__TASK OBJECTIVE__: Provide only the number of lines in the data below that contain the string "الدراسي".

Stored dataset items
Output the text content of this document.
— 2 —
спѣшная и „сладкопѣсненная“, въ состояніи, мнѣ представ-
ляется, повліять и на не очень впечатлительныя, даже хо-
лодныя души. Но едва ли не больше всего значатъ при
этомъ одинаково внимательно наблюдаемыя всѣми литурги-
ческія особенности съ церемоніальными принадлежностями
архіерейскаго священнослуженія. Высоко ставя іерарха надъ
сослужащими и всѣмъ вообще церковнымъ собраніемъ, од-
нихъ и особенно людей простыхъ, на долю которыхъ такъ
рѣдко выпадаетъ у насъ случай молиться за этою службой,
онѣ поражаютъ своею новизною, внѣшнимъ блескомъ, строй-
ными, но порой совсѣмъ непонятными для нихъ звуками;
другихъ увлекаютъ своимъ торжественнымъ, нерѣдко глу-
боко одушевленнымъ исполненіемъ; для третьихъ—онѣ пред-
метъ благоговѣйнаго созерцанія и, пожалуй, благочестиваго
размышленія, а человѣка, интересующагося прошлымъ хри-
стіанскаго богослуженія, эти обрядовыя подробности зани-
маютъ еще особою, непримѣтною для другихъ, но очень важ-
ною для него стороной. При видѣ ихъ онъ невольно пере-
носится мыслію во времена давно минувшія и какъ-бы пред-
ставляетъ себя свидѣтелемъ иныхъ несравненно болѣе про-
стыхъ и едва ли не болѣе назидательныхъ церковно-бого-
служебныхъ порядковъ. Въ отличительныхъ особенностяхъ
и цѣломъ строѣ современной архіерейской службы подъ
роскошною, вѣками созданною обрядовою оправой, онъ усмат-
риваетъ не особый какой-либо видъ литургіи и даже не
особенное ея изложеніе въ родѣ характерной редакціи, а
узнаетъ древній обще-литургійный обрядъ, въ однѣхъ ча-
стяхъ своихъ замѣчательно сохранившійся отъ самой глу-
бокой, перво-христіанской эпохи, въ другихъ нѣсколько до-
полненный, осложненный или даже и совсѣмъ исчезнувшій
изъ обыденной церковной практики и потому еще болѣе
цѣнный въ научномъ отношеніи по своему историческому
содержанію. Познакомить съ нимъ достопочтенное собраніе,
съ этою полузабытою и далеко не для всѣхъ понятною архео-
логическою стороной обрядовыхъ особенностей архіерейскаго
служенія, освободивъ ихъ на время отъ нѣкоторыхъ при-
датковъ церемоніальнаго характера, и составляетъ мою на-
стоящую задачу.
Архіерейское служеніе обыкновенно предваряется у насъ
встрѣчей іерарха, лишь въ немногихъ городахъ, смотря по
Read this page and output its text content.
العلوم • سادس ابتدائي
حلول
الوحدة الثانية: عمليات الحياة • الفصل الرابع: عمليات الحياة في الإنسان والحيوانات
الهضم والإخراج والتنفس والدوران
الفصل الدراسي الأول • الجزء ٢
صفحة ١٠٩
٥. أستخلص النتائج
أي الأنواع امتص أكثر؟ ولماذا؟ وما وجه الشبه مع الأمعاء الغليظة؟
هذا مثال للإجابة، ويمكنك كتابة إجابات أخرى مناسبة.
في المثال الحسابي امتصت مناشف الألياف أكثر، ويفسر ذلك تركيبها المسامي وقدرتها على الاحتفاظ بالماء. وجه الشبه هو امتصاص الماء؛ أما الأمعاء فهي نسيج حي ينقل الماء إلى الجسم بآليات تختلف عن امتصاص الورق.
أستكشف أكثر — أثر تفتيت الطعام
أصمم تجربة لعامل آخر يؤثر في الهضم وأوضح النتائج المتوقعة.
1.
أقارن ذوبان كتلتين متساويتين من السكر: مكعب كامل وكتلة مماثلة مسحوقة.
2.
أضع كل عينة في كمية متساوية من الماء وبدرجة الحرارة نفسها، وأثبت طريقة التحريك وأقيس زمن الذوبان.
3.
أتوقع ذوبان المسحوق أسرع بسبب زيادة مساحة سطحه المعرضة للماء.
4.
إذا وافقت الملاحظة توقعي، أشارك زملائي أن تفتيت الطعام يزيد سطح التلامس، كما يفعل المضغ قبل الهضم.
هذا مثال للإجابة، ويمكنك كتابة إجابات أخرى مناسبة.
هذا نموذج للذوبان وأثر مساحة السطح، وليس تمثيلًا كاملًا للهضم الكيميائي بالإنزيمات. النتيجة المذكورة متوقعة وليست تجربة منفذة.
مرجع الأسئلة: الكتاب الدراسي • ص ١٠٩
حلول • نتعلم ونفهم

__EXERCISE RESULT__: 2